▶ **Instructions to follow**:
Reproduce all entries word for word.

▶ **Records shown**:
=-=-=-=-=
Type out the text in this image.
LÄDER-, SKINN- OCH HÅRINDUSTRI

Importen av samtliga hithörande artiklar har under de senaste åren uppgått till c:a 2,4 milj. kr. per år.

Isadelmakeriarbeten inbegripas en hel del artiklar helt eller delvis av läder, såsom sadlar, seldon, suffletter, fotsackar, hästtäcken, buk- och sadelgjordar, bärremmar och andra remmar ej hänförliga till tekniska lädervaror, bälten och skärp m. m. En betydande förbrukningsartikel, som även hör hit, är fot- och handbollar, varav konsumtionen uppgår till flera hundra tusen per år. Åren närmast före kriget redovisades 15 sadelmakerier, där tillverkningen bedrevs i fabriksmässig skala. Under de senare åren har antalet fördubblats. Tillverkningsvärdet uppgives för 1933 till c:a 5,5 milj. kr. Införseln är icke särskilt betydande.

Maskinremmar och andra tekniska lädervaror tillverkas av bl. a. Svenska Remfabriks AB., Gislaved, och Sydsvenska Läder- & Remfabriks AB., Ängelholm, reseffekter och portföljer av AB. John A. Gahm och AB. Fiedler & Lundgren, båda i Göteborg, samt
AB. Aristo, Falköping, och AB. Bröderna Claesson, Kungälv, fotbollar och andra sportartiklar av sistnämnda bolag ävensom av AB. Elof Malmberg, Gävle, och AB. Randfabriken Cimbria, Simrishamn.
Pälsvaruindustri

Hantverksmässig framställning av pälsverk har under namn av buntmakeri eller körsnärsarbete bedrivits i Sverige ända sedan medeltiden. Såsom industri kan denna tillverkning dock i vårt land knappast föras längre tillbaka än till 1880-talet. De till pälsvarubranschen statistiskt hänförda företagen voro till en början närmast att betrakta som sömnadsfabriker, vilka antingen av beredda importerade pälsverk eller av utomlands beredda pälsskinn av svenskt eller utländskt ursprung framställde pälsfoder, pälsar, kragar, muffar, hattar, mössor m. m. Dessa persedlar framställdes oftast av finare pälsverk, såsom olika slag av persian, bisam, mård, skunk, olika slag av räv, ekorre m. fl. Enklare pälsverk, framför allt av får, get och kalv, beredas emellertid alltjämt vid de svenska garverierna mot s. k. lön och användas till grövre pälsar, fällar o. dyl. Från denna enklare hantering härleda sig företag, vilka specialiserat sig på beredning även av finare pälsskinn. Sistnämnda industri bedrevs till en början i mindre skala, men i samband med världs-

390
=-=-=-=-=
▶ **Exercise output**:
Type out the text in this image.
LÄDER-, SKINN- OCH HÅRINDUSTRI

Importen av samtliga hithörande artiklar har under de senaste åren uppgått till c:a 2,4 milj. kr. per år.

Isadelmakeriarbeten inbegripas en hel del artiklar helt eller delvis av läder, såsom sadlar, seldon, suffletter, fotsackar, hästtäcken, buk- och sadelgjordar, bärremmar och andra remmar ej hänförliga till tekniska lädervaror, bälten och skärp m. m. En betydande förbrukningsartikel, som även hör hit, är fot- och handbollar, varav konsumtionen uppgår till flera hundra tusen per år. Åren närmast före kriget redovisades 15 sadelmakerier, där tillverkningen bedrevs i fabriksmässig skala. Under de senare åren har antalet fördubblats. Tillverkningsvärdet uppgives för 1933 till c:a 5,5 milj. kr. Införseln är icke särskilt betydande.

Maskinremmar och andra tekniska lädervaror tillverkas av bl. a. Svenska Remfabriks AB., Gislaved, och Sydsvenska Läder- & Remfabriks AB., Ängelholm, reseffekter och portföljer av AB. John A. Gahm och AB. Fiedler & Lundgren, båda i Göteborg, samt
AB. Aristo, Falköping, och AB. Bröderna Claesson, Kungälv, fotbollar och andra sportartiklar av sistnämnda bolag ävensom av AB. Elof Malmberg, Gävle, och AB. Randfabriken Cimbria, Simrishamn.
Pälsvaruindustri

Hantverksmässig framställning av pälsverk har under namn av buntmakeri eller körsnärsarbete bedrivits i Sverige ända sedan medeltiden. Såsom industri kan denna tillverkning dock i vårt land knappast föras längre tillbaka än till 1880-talet. De till pälsvarubranschen statistiskt hänförda företagen voro till en början närmast att betrakta som sömnadsfabriker, vilka antingen av beredda importerade pälsverk eller av utomlands beredda pälsskinn av svenskt eller utländskt ursprung framställde pälsfoder, pälsar, kragar, muffar, hattar, mössor m. m. Dessa persedlar framställdes oftast av finare pälsverk, såsom olika slag av persian, bisam, mård, skunk, olika slag av räv, ekorre m. fl. Enklare pälsverk, framför allt av får, get och kalv, beredas emellertid alltjämt vid de svenska garverierna mot s. k. lön och användas till grövre pälsar, fällar o. dyl. Från denna enklare hantering härleda sig företag, vilka specialiserat sig på beredning även av finare pälsskinn. Sistnämnda industri bedrevs till en början i mindre skala, men i samband med världs-

390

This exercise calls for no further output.